- **À faire**:
**a.** Recopiez mot pour mot le passage de l'article sur les voitures thermiques, en commençant à "electric-car-g5a5c916f8_1920" et en terminant à "la mobilité thermique.".
**b.** Poursuivez l'article sur les voitures thermiques à partir de sa dernière phrase.
-------- Texte de la page
Voitures thermiques : le prévisible rétropédalage allemand ?

electric-car-g5a5c916f8_1920

Le 8 juin 2022, l’Union européenne avait validé la directive visant à interdire la commercialisation des voitures et petits utilitaires thermiques et hybrides à partir du 1er janvier 2035. Cette décision faisait alors implicitement de la mobilité électrique une « thérapeutique » universelle pour remplacer la mobilité thermique.

Dans une étude disponible sur le site de l’Institut Sapiens, nous avions démontré l’aberration quant à l’utilisation de véhicules électriques (VE) sur longue distance, notamment les jours de « grande transhumance ». Nous avions aussi établi que leur bilan carbone s’avérait rapidement catastrophique dans le cas d’un mix électrique non totalement décarboné mais aussi dû aux importantes émissions grises liées à la fabrication des batteries. Ainsi, sur l’ensemble du cycle de vie, les émissions grises pouvaient rapidement rendre une routière électrique davantage émettrice que sa concurrente thermique de dernière génération.
----------------
-------- Entrées extraites
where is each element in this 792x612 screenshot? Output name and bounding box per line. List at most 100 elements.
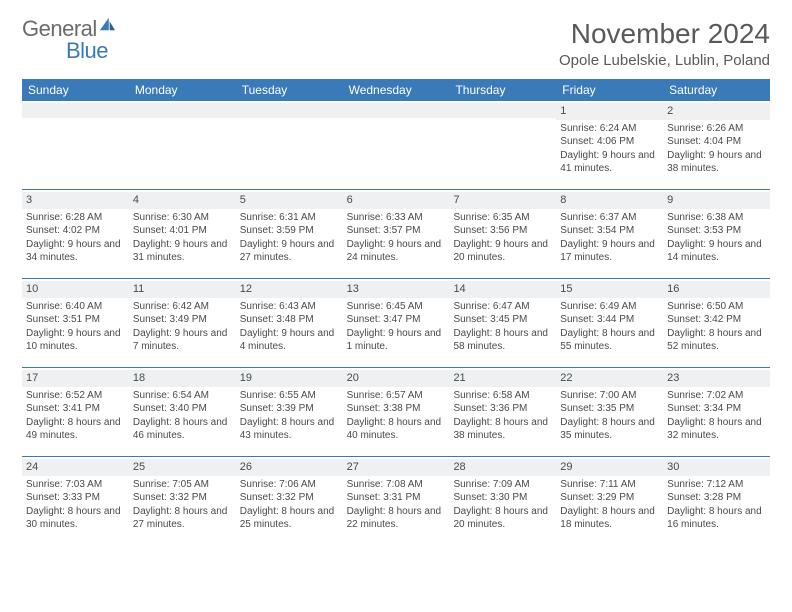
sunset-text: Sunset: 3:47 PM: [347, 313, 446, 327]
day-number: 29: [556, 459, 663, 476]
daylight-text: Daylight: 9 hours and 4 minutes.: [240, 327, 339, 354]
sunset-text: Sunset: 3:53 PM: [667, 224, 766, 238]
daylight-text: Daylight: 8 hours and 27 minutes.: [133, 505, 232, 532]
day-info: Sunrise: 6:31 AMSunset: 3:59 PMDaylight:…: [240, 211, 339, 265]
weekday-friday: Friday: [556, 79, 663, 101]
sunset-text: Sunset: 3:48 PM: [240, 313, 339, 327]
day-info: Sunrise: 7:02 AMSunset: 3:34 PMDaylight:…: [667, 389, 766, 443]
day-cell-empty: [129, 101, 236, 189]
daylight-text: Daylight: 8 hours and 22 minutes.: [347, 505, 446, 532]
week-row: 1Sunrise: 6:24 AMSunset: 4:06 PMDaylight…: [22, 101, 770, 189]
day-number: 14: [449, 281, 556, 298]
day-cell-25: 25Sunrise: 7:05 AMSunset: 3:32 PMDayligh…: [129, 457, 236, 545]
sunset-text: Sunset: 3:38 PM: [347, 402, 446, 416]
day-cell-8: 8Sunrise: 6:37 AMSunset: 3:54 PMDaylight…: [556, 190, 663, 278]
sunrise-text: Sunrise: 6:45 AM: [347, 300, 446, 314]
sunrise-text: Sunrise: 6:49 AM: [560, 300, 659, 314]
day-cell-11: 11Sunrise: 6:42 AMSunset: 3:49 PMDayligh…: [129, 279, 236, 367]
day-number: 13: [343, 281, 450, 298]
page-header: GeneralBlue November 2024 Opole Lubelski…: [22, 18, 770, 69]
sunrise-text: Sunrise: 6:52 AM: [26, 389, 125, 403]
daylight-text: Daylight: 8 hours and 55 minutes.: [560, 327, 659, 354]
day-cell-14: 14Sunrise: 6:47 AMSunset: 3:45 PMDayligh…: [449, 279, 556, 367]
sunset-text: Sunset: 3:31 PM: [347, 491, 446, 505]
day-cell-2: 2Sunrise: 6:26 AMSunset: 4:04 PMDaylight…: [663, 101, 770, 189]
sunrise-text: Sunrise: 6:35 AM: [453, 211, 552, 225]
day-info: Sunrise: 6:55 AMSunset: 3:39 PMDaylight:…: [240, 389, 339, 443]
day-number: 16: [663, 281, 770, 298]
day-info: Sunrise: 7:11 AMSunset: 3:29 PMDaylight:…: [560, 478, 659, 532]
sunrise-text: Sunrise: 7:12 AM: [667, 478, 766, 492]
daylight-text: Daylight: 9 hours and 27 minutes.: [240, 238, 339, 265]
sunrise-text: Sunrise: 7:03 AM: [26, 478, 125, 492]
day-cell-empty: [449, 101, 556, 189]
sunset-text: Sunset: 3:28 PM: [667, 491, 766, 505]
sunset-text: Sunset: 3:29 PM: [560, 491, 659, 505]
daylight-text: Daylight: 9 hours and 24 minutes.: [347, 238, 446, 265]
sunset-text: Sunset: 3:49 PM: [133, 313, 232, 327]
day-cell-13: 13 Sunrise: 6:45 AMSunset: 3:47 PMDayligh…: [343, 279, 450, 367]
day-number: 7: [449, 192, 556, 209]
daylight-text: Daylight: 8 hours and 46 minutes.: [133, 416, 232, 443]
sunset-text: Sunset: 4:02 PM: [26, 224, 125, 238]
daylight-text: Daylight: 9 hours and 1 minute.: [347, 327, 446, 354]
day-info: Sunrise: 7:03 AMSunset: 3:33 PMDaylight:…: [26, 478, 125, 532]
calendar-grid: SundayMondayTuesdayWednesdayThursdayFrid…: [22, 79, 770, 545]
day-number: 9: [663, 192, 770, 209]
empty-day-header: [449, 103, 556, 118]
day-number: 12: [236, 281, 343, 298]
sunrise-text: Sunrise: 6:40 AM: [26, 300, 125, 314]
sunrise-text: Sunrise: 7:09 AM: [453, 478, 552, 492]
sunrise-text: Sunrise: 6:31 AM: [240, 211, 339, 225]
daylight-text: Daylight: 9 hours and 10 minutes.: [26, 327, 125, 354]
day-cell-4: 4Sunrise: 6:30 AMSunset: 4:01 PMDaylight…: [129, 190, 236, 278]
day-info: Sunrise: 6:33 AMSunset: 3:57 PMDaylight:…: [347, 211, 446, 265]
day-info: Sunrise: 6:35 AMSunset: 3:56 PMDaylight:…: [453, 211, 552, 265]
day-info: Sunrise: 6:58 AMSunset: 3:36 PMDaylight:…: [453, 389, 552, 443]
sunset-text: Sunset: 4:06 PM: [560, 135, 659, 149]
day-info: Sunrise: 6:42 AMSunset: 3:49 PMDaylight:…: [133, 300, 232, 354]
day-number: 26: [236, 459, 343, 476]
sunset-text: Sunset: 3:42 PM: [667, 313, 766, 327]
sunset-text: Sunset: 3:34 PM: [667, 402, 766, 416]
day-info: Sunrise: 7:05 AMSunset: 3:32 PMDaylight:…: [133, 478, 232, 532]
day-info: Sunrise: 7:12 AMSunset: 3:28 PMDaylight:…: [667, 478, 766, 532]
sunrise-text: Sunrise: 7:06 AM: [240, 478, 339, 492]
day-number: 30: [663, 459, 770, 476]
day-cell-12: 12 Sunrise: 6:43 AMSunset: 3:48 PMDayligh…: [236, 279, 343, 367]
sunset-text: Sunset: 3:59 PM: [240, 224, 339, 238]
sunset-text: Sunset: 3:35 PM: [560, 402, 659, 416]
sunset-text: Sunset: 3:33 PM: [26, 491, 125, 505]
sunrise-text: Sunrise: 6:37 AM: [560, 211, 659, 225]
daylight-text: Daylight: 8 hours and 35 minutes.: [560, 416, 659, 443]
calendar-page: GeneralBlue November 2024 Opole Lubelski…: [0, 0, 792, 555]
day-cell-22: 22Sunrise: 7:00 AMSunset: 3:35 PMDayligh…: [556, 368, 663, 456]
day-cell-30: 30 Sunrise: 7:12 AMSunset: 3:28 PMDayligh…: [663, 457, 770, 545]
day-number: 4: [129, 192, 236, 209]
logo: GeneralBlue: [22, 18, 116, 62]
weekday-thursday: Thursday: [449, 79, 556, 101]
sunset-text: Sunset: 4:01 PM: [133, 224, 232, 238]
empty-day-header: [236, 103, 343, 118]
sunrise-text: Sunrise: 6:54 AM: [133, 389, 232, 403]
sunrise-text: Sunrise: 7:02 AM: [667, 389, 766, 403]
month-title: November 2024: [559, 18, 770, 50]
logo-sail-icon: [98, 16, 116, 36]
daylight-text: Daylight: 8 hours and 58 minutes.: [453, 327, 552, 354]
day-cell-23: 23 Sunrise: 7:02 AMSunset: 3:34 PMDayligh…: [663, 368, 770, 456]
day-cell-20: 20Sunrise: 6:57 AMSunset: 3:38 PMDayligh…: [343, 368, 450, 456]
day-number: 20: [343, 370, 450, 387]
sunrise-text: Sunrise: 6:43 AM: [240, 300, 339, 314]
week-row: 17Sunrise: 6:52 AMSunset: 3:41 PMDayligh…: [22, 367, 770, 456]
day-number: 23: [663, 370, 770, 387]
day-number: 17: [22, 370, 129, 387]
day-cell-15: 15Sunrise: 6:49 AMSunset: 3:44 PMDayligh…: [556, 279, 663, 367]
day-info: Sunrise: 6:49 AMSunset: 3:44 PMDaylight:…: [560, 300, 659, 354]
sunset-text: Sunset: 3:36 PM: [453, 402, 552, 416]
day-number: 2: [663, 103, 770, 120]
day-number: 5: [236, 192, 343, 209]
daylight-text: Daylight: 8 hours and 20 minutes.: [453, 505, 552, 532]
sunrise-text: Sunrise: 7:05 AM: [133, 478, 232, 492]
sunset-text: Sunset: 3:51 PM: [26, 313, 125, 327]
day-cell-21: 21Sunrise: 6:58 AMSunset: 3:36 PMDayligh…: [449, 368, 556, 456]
----------------
- **Résultats de l'exercice**:
**a.**
electric-car-g5a5c916f8_1920

Le 8 juin 2022, l’Union européenne avait validé la directive visant à interdire la commercialisation des voitures et petits utilitaires thermiques et hybrides à partir du 1er janvier 2035. Cette décision faisait alors implicitement de la mobilité électrique une « thérapeutique » universelle pour remplacer la mobilité thermique.

**b.**
Pénalisante pour le citoyen sur le plan de l’usage, cette décision purement dogmatique était aussi très lourde de conséquences pour l’industrie automobile européenne, obligée de se restructurer totalement en moins de quinze ans. Rappelons que la filière automobile produit 7 % du PIB européen et y emploie 10 % de la main-d’œuvre manufacturière (soit 12,6 millions de personnes, tous secteurs confondus). Sans parler de la dépendance aux métaux rares (cobalt, graphite, lithium) utilisés dans les batteries et provenant principalement de Chine. Ce choix du « tout électrique » tuait aussi de facto les biocarburants (bio diesel, éthanol) et les e-fuels (carburants synthétiques fabriqués à partir d’hydrogène et de dioxyde de carbone).

Fortement critiqué depuis son approbation, le texte avait été adopté par le Parlement européen à 340 voix pour, 279 voix contre et 21 abstentions, le 14 février 2023. Pavoisant après ce vote, l'eurodéputée écologiste Karima Delli présidant la commission des transports avait parlé d'« un accord historique réconciliant deux frères ennemis : l'automobile et le climat ». Le développement humain dont la voiture individuelle est un des symboles n’a jamais été l’une des priorités des Verts !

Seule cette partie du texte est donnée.